Task objective – Among the lines below, count those with "this". Give only the number.

Record set –
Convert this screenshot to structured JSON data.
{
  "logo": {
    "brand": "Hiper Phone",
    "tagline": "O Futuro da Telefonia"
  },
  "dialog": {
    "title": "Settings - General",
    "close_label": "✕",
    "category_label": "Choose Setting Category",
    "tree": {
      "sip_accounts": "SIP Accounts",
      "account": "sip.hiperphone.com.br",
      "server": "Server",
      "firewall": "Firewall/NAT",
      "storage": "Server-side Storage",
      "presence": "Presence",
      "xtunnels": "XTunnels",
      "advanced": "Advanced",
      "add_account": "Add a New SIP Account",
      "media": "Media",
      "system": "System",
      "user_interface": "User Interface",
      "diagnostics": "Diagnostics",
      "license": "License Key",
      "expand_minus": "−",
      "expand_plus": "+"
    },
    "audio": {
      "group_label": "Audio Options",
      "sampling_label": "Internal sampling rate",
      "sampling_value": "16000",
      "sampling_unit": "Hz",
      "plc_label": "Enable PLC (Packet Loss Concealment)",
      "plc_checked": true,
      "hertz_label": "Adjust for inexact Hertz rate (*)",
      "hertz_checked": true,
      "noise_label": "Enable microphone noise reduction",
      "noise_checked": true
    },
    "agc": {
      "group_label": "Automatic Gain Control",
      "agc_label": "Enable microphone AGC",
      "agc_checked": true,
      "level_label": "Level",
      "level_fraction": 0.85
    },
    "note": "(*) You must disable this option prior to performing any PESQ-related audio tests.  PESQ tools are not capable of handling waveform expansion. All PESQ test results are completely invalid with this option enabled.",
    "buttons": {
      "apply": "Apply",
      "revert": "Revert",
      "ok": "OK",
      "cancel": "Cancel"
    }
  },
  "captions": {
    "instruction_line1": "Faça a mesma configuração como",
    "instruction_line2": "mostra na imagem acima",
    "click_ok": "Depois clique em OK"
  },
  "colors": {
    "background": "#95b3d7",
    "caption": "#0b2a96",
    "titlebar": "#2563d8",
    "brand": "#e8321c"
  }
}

Task response – 2